> EXERCISE: Write out every entry word for word.

________

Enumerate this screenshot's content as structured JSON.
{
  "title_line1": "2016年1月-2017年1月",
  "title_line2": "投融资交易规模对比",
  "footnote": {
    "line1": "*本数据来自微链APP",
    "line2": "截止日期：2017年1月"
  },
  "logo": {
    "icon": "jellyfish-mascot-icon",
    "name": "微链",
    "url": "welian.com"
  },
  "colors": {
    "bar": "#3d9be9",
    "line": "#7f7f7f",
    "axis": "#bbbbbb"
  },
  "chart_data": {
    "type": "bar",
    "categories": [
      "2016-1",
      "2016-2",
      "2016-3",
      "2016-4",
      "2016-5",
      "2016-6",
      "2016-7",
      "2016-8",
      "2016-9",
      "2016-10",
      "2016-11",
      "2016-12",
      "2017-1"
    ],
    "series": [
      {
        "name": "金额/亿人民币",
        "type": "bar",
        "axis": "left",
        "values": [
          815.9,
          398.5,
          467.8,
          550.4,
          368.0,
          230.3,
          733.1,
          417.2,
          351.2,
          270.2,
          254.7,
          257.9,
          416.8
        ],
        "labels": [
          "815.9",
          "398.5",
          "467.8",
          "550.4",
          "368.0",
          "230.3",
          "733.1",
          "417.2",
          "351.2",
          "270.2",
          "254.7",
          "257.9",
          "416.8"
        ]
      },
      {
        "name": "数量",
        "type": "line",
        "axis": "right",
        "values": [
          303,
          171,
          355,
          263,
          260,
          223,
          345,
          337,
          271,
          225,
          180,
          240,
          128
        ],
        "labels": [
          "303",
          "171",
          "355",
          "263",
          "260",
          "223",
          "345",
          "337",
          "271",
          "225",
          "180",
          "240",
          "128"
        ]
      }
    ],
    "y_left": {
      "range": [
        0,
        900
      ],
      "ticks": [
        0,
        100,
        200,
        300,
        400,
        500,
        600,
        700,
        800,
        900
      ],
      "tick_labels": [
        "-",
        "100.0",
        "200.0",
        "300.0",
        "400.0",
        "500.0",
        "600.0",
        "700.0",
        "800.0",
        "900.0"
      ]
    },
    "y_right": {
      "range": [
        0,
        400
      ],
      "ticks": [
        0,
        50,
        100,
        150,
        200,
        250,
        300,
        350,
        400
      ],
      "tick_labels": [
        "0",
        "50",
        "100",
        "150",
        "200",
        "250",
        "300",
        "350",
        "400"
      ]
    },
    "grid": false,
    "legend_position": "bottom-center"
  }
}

________

> EXERCISE RESPONSE:
Enumerate this screenshot's content as structured JSON.
{
  "title_line1": "2016年1月-2017年1月",
  "title_line2": "投融资交易规模对比",
  "footnote": {
    "line1": "*本数据来自微链APP",
    "line2": "截止日期：2017年1月"
  },
  "logo": {
    "icon": "jellyfish-mascot-icon",
    "name": "微链",
    "url": "welian.com"
  },
  "colors": {
    "bar": "#3d9be9",
    "line": "#7f7f7f",
    "axis": "#bbbbbb"
  },
  "chart_data": {
    "type": "bar",
    "categories": [
      "2016-1",
      "2016-2",
      "2016-3",
      "2016-4",
      "2016-5",
      "2016-6",
      "2016-7",
      "2016-8",
      "2016-9",
      "2016-10",
      "2016-11",
      "2016-12",
      "2017-1"
    ],
    "series": [
      {
        "name": "金额/亿人民币",
        "type": "bar",
        "axis": "left",
        "values": [
          815.9,
          398.5,
          467.8,
          550.4,
          368.0,
          230.3,
          733.1,
          417.2,
          351.2,
          270.2,
          254.7,
          257.9,
          416.8
        ],
        "labels": [
          "815.9",
          "398.5",
          "467.8",
          "550.4",
          "368.0",
          "230.3",
          "733.1",
          "417.2",
          "351.2",
          "270.2",
          "254.7",
          "257.9",
          "416.8"
        ]
      },
      {
        "name": "数量",
        "type": "line",
        "axis": "right",
        "values": [
          303,
          171,
          355,
          263,
          260,
          223,
          345,
          337,
          271,
          225,
          180,
          240,
          128
        ],
        "labels": [
          "303",
          "171",
          "355",
          "263",
          "260",
          "223",
          "345",
          "337",
          "271",
          "225",
          "180",
          "240",
          "128"
        ]
      }
    ],
    "y_left": {
      "range": [
        0,
        900
      ],
      "ticks": [
        0,
        100,
        200,
        300,
        400,
        500,
        600,
        700,
        800,
        900
      ],
      "tick_labels": [
        "-",
        "100.0",
        "200.0",
        "300.0",
        "400.0",
        "500.0",
        "600.0",
        "700.0",
        "800.0",
        "900.0"
      ]
    },
    "y_right": {
      "range": [
        0,
        400
      ],
      "ticks": [
        0,
        50,
        100,
        150,
        200,
        250,
        300,
        350,
        400
      ],
      "tick_labels": [
        "0",
        "50",
        "100",
        "150",
        "200",
        "250",
        "300",
        "350",
        "400"
      ]
    },
    "grid": false,
    "legend_position": "bottom-center"
  }
}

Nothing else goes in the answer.